> [Task goal]
Show each line from the listing that includes the word "Конева".

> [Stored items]
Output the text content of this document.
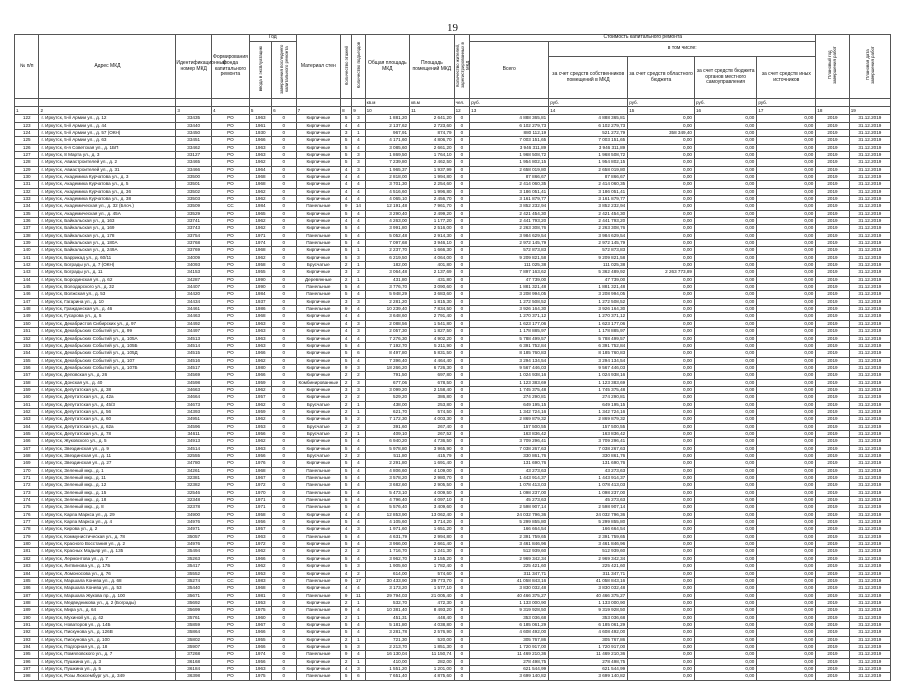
19
№ п/п	Адрес МКД	Идентификационный номер МКД	Формирования фонда капитального ремонта	Год		Материал стен	Количество этажей	Количество подъездов	Общая площадь МКД	Площадь помещений МКД	Количество жителей, зарегистрированных в МКД	Стоимость капитального ремонта					Плановый год завершения работ	Плановая дата завершения работ
				ввода в эксплуатацию	завершения последнего капитального ремонта							Всего	в том числе:					
													за счет средств собственников помещений в МКД	за счет средств областного бюджета	за счет средств бюджета органов местного самоуправления	за счет средств иных источников		
									кв.м	кв.м	чел.	руб.	руб.	руб.	руб.	руб.		
1	2	3	4	5	6	7	8	9	10	11	12	13	14	15	16	17	18	19
122	г. Иркутск, 5-й Армии ул., д. 12	33435	РО	1963	0	Кирпичные	5	3	1 881,20	2 641,20	0	4 888 365,81	4 888 365,81	0,00	0,00	0,00	2019	31.12.2019
123	г. Иркутск, 5-й Армии ул., д. 44	33440	РО	1961	0	Кирпичные	4	4	2 137,62	2 723,60	0	6 102 279,73	6 102 279,73	0,00	0,00	0,00	2019	31.12.2019
124	г. Иркутск, 5-й Армии ул., д. 57 (ОКН)	33450	РО	1930	0	Кирпичные	3	1	967,91	874,79	0	880 112,19	521 272,79	358 349,40	0,00	0,00	2019	31.12.2019
125	г. Иркутск, 5-й Армии ул., д. 63	33451	РО	1966	0	Кирпичные	5	4	4 171,60	4 806,70	0	7 003 151,65	7 003 151,65	0,00	0,00	0,00	2019	31.12.2019
126	г. Иркутск, 6-я Советская ул., д. 1БП	33462	РО	1963	0	Кирпичные	5	4	3 085,60	2 661,20	0	3 946 311,89	3 946 311,89	0,00	0,00	0,00	2019	31.12.2019
127	г. Иркутск, 8 Марта ул., д. 3	33127	РО	1963	0	Кирпичные	5	3	1 869,50	1 764,10	0	1 968 508,72	1 968 508,72	0,00	0,00	0,00	2019	31.12.2019
128	г. Иркутск, Авиастроителей ул., д. 2	33465	РО	1962	0	Кирпичные	5	3	7 239,80	2 462,50	0	1 954 802,15	1 954 802,15	0,00	0,00	0,00	2019	31.12.2019
129	г. Иркутск, Авиастроителей ул., д. 31	33466	РО	1964	0	Кирпичные	4	3	1 965,37	1 937,99	0	2 658 019,80	2 658 019,80	0,00	0,00	0,00	2019	31.12.2019
130	г. Иркутск, Академика Курчатова ул., д. 3	33500	РО	1968	0	Кирпичные	4	4	2 818,00	1 994,80	0	87 866,67	87 866,67	0,00	0,00	0,00	2019	31.12.2019
131	г. Иркутск, Академика Курчатова ул., д. 5	33501	РО	1968	0	Кирпичные	4	4	3 701,30	2 254,60	0	2 414 060,35	2 414 060,35	0,00	0,00	0,00	2019	31.12.2019
132	г. Иркутск, Академика Курчатова ул., д. 36	33502	РО	1962	0	Кирпичные	4	4	4 516,60	1 996,80	0	3 186 051,41	3 186 051,41	0,00	0,00	0,00	2019	31.12.2019
133	г. Иркутск, Академика Курчатова ул., д. 38	33503	РО	1962	0	Кирпичные	4	4	4 065,10	2 456,70	0	3 161 879,77	3 161 879,77	0,00	0,00	0,00	2019	31.12.2019
134	г. Иркутск, Академическая ул., д. 32 (Блоч.)	33509	СС	1984	0	Панельные	9	14	12 191,48	7 961,70	0	3 852 232,94	3 852 232,94	0,00	0,00	0,00	2019	31.12.2019
135	г. Иркутск, Академическая ул., д. 45А	33529	РО	1965	0	Кирпичные	5	4	3 290,40	2 499,20	0	2 421 454,30	2 421 454,30	0,00	0,00	0,00	2019	31.12.2019
136	г. Иркутск, Байкальская ул., д. 163	33741	РО	1962	0	Кирпичные	4	4	4 263,00	1 177,20	0	2 441 793,20	2 441 793,20	0,00	0,00	0,00	2019	31.12.2019
137	г. Иркутск, Байкальская ул., д. 169	33743	РО	1962	0	Кирпичные	5	4	3 991,80	2 516,00	0	2 263 308,76	2 263 308,76	0,00	0,00	0,00	2019	31.12.2019
138	г. Иркутск, Байкальская ул., д. 178	33754	РО	1971	0	Панельные	5	4	5 052,48	2 914,30	0	3 984 629,54	3 984 629,54	0,00	0,00	0,00	2019	31.12.2019
139	г. Иркутск, Байкальская ул., д. 180А	33768	РО	1974	0	Панельные	5	4	7 097,68	3 946,10	0	2 972 145,79	2 972 145,79	0,00	0,00	0,00	2019	31.12.2019
140	г. Иркутск, Байкальская ул., д. 249А	33769	РО	1968	0	Кирпичные	5	1	2 237,70	1 666,30	0	572 873,83	572 873,83	0,00	0,00	0,00	2019	31.12.2019
141	г. Иркутск, Баррикад ул., д. 60/11	34009	РО	1962	0	Кирпичные	5	3	6 219,50	4 064,00	0	9 209 821,58	9 209 821,58	0,00	0,00	0,00	2019	31.12.2019
142	г. Иркутск, Бограды ул., д. 7 (ОКН)	34093	РО	1958	0	Брусчатые	2	1	182,00	401,80	0	111 025,38	111 025,38	0,00	0,00	0,00	2019	31.12.2019
143	г. Иркутск, Бограды ул., д. 11	34153	РО	1955	0	Кирпичные	3	2	3 064,48	2 137,69	0	7 897 163,62	5 362 489,92	2 263 773,89	0,00	0,00	2019	31.12.2019
144	г. Иркутск, Бородинская ул., д. 62	34287	РО	1990	0	Деревянные	2	1	431,80	431,80	0	47 739,00	47 739,00	0,00	0,00	0,00	2019	31.12.2019
145	г. Иркутск, Володарского ул., д. 32	34407	РО	1990	0	Панельные	5	4	3 776,70	3 090,60	0	1 881 321,48	1 881 321,48	0,00	0,00	0,00	2019	31.12.2019
146	г. Иркутск, Волжская ул., д. 53	34420	РО	1984	0	Панельные	5	4	5 948,29	3 683,60	0	3 208 994,05	3 208 994,05	0,00	0,00	0,00	2019	31.12.2019
147	г. Иркутск, Гагарина ул., д. 10	34434	РО	1937	0	Кирпичные	3	3	2 281,20	1 815,30	0	1 272 508,52	1 272 508,52	0,00	0,00	0,00	2019	31.12.2019
148	г. Иркутск, Гражданская ул., д. 46	34461	РО	1986	0	Панельные	9	4	10 239,40	7 834,50	0	3 926 164,30	3 926 164,30	0,00	0,00	0,00	2019	31.12.2019
149	г. Иркутск, Гусарова ул., д. 5	34463	РО	1968	0	Кирпичные	4	4	3 648,60	2 791,40	0	1 270 371,12	1 270 371,12	0,00	0,00	0,00	2019	31.12.2019
150	г. Иркутск, Декабристов Сибирских ул., д. 97	34492	РО	1963	0	Кирпичные	4	3	2 088,56	1 541,80	0	1 623 177,06	1 623 177,06	0,00	0,00	0,00	2019	31.12.2019
151	г. Иркутск, Декабрьских Событий ул., д. 99	34497	РО	1963	0	Кирпичные	4	3	2 057,30	1 827,50	0	1 178 885,97	1 178 885,97	0,00	0,00	0,00	2019	31.12.2019
152	г. Иркутск, Декабрьских Событий ул., д. 105А	34513	РО	1963	0	Кирпичные	4	4	7 276,30	4 902,20	0	5 788 499,57	5 788 499,57	0,00	0,00	0,00	2019	31.12.2019
153	г. Иркутск, Декабрьских Событий ул., д. 105Б	34514	РО	1963	0	Кирпичные	5	4	7 192,70	5 211,90	0	6 391 752,84	6 391 752,84	0,00	0,00	0,00	2019	31.12.2019
154	г. Иркутск, Декабрьских Событий ул., д. 105Д	34515	РО	1966	0	Кирпичные	5	6	8 497,80	5 831,50	0	8 185 760,83	8 185 760,83	0,00	0,00	0,00	2019	31.12.2019
155	г. Иркутск, Декабрьских Событий ул., д. 107	34516	РО	1962	0	Кирпичные	5	4	7 396,40	4 464,40	0	3 294 134,54	3 294 134,54	0,00	0,00	0,00	2019	31.12.2019
156	г. Иркутск, Декабрьских Событий ул., д. 107Б	34517	РО	1980	0	Кирпичные	9	3	18 266,20	6 726,30	0	9 567 446,03	9 567 446,03	0,00	0,00	0,00	2019	31.12.2019
157	г. Иркутск, Деповская ул., д. 26	34569	РО	1966	0	Кирпичные	2	2	791,50	697,80	0	1 024 938,16	1 024 938,16	0,00	0,00	0,00	2019	31.12.2019
158	г. Иркутск, Донская ул., д. 40	34598	РО	1959	0	Комбинированные	2	3	677,06	678,50	0	1 123 383,69	1 123 383,69	0,00	0,00	0,00	2019	31.12.2019
159	г. Иркутск, Депутатская ул., д. 38	34663	РО	1962	0	Кирпичные	3	3	3 099,20	2 158,40	0	1 745 375,48	1 745 375,48	0,00	0,00	0,00	2019	31.12.2019
160	г. Иркутск, Депутатская ул., д. 42а	34664	РО	1957	0	Кирпичные	2	2	529,20	386,80	0	274 290,81	274 290,81	0,00	0,00	0,00	2019	31.12.2019
161	г. Иркутск, Депутатская ул., д. 45/3	34673	РО	1962	0	Брусчатые	2	1	438,00	253,80	0	649 195,15	649 195,15	0,00	0,00	0,00	2019	31.12.2019
162	г. Иркутск, Депутатская ул., д. 56	34393	РО	1959	0	Кирпичные	2	1	621,70	574,50	0	1 342 724,16	1 342 724,16	0,00	0,00	0,00	2019	31.12.2019
163	г. Иркутск, Депутатская ул., д. 60	34951	РО	1962	0	Кирпичные	5	2	7 172,30	4 003,30	0	2 869 879,32	2 869 879,32	0,00	0,00	0,00	2019	31.12.2019
164	г. Иркутск, Депутатская ул., д. 62а	34596	РО	1953	0	Брусчатые	2	2	391,60	267,40	0	157 500,55	157 500,55	0,00	0,00	0,00	2019	31.12.2019
165	г. Иркутск, Депутатская ул., д. 78	34611	РО	1956	0	Брусчатые	2	1	409,10	267,52	0	163 836,42	163 836,42	0,00	0,00	0,00	2019	31.12.2019
166	г. Иркутск, Жуковского ул., д. 5	34913	РО	1962	0	Кирпичные	5	4	6 940,20	4 736,50	0	3 709 296,41	3 709 296,41	0,00	0,00	0,00	2019	31.12.2019
167	г. Иркутск, Звездинская ул., д. 9	34514	РО	1963	0	Кирпичные	5	4	5 978,80	3 965,90	0	7 038 267,63	7 038 267,63	0,00	0,00	0,00	2019	31.12.2019
168	г. Иркутск, Звездинская ул., д. 11	32555	РО	1956	0	Брусчатые	2	2	511,80	415,79	0	330 861,76	330 861,76	0,00	0,00	0,00	2019	31.12.2019
169	г. Иркутск, Звездинская ул., д. 27	34780	РО	1976	0	Кирпичные	5	4	2 291,80	1 691,40	0	131 690,76	131 690,76	0,00	0,00	0,00	2019	31.12.2019
170	г. Иркутск, Зеленый мкр., д. 1	34261	РО	1968	0	Панельные	5	4	4 806,60	4 109,00	0	43 273,63	43 273,63	0,00	0,00	0,00	2019	31.12.2019
171	г. Иркутск, Зеленый мкр., д. 11	32381	РО	1967	0	Панельные	5	4	3 578,20	2 980,70	0	1 443 914,37	1 443 914,37	0,00	0,00	0,00	2019	31.12.2019
172	г. Иркутск, Зеленый мкр., д. 12	32382	РО	1972	0	Панельные	5	4	3 682,60	2 905,50	0	1 078 413,03	1 078 413,03	0,00	0,00	0,00	2019	31.12.2019
173	г. Иркутск, Зеленый мкр., д. 15	32546	РО	1970	0	Панельные	5	4	5 473,10	4 009,50	0	1 098 237,00	1 098 237,00	0,00	0,00	0,00	2019	31.12.2019
174	г. Иркутск, Зеленый мкр., д. 18	32348	РО	1971	0	Панельные	5	4	4 796,40	4 097,10	0	45 273,63	45 273,63	0,00	0,00	0,00	2019	31.12.2019
175	г. Иркутск, Зеленый мкр., д. 8	32378	РО	1971	0	Панельные	5	4	5 576,40	3 409,60	0	2 598 907,14	2 598 907,14	0,00	0,00	0,00	2019	31.12.2019
176	г. Иркутск, Карла Маркса ул., д. 29	34900	РО	1958	0	Кирпичные	4	4	12 853,90	13 062,40	0	24 032 796,36	24 032 796,36	0,00	0,00	0,00	2019	31.12.2019
177	г. Иркутск, Карла Маркса ул., д. 4	34976	РО	1956	0	Кирпичные	5	4	4 105,60	3 714,20	0	5 299 855,80	5 299 855,80	0,00	0,00	0,00	2019	31.12.2019
178	г. Иркутск, Кирова ул., д. 2	34971	РО	1957	0	Кирпичные	4	3	1 971,60	1 651,20	0	166 664,54	166 664,54	0,00	0,00	0,00	2019	31.12.2019
179	г. Иркутск, Коммунистическая ул., д. 78	35057	РО	1963	0	Панельные	5	4	4 631,79	2 994,80	0	2 391 759,65	2 391 759,65	0,00	0,00	0,00	2019	31.12.2019
180	г. Иркутск, Красного Восстания ул., д. 2	34976	РО	1972	0	Кирпичные	5	4	3 966,00	2 661,40	0	3 461 846,96	3 461 846,96	0,00	0,00	0,00	2019	31.12.2019
181	г. Иркутск, Красных Мадьяр ул., д. 135	35494	РО	1962	0	Кирпичные	2	2	1 716,70	1 241,30	0	512 939,60	512 939,60	0,00	0,00	0,00	2019	31.12.2019
182	г. Иркутск, Лермонтова ул., д. 7	35263	РО	1966	0	Кирпичные	5	4	3 962,70	3 155,20	0	2 969 342,34	2 969 342,34	0,00	0,00	0,00	2019	31.12.2019
183	г. Иркутск, Литвинова ул., д. 17Б	35417	РО	1962	0	Кирпичные	5	3	1 905,60	1 782,40	0	225 421,60	225 421,60	0,00	0,00	0,00	2019	31.12.2019
184	г. Иркутск, Ломоносова ул., д. 76	35552	РО	1953	0	Кирпичные	4	2	614,00	574,60	0	311 347,71	311 347,71	0,00	0,00	0,00	2019	31.12.2019
185	г. Иркутск, Маршала Конева ул., д. 68	35274	СС	1983	0	Панельные	9	17	30 433,90	29 773,70	0	41 058 843,16	41 058 843,16	0,00	0,00	0,00	2019	31.12.2019
186	г. Иркутск, Маршала Конева ул., д. 53	35440	РО	1968	0	Кирпичные	4	4	3 173,20	1 577,10	0	3 830 032,48	3 830 032,48	0,00	0,00	0,00	2019	31.12.2019
187	г. Иркутск, Маршала Жукова пр., д. 100	35671	РО	1981	0	Панельные	9	11	29 794,03	21 005,40	0	40 466 375,27	40 466 375,27	0,00	0,00	0,00	2019	31.12.2019
188	г. Иркутск, Медведникова ул., д. 2 (Бограды)	35692	РО	1953	0	Кирпичные	2	1	532,70	472,30	0	1 133 000,90	1 133 000,90	0,00	0,00	0,00	2019	31.12.2019
189	г. Иркутск, Мира ул., д. 64	35699	РО	1975	0	Панельные	9	4	10 381,40	8 493,20	0	9 319 928,50	9 319 928,50	0,00	0,00	0,00	2019	31.12.2019
190	г. Иркутск, Мухиной ул., д. 42	35761	РО	1960	0	Кирпичные	2	1	451,31	448,40	0	353 036,68	353 036,68	0,00	0,00	0,00	2019	31.12.2019
191	г. Иркутск, Новаторов ул., д. 14Б	35859	РО	1967	0	Кирпичные	5	4	5 181,80	4 038,80	0	6 185 061,29	6 185 061,29	0,00	0,00	0,00	2019	31.12.2019
192	г. Иркутск, Пискунова ул., д. 126В	35864	РО	1966	0	Кирпичные	5	4	3 281,78	2 576,90	0	4 608 492,00	4 608 492,00	0,00	0,00	0,00	2019	31.12.2019
193	г. Иркутск, Пискунова ул., д. 100	35802	РО	1955	0	Кирпичные	2	1	721,30	520,00	0	305 767,86	305 767,86	0,00	0,00	0,00	2019	31.12.2019
194	г. Иркутск, Подгорная ул., д. 18	35907	РО	1966	0	Кирпичные	5	3	2 213,70	1 851,30	0	1 720 917,00	1 720 917,00	0,00	0,00	0,00	2019	31.12.2019
195	г. Иркутск, Помяловского ул., д. 7	37268	РО	1974	0	Панельные	9	4	16 130,04	11 150,74	0	11 469 210,36	11 469 210,36	0,00	0,00	0,00	2019	31.12.2019
196	г. Иркутск, Пушкина ул., д. 3	36168	РО	1956	0	Кирпичные	2	1	410,00	282,00	0	278 498,75	278 498,75	0,00	0,00	0,00	2019	31.12.2019
197	г. Иркутск, Пушкина ул., д. 5	36184	РО	1963	0	Кирпичные	4	3	1 551,20	1 201,00	0	621 544,99	621 544,99	0,00	0,00	0,00	2019	31.12.2019
198	г. Иркутск, Розы Люксембург ул., д. 349	36398	РО	1975	0	Панельные	5	6	7 651,40	4 875,60	0	3 699 140,82	3 699 140,82	0,00	0,00	0,00	2019	31.12.2019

> [The solution]
185	г. Иркутск, Маршала Конева ул., д. 68	35274	СС	1983	0	Панельные	9	17	30 433,90	29 773,70	0	41 058 843,16	41 058 843,16	0,00	0,00	0,00	2019	31.12.2019
186	г. Иркутск, Маршала Конева ул., д. 53	35440	РО	1968	0	Кирпичные	4	4	3 173,20	1 577,10	0	3 830 032,48	3 830 032,48	0,00	0,00	0,00	2019	31.12.2019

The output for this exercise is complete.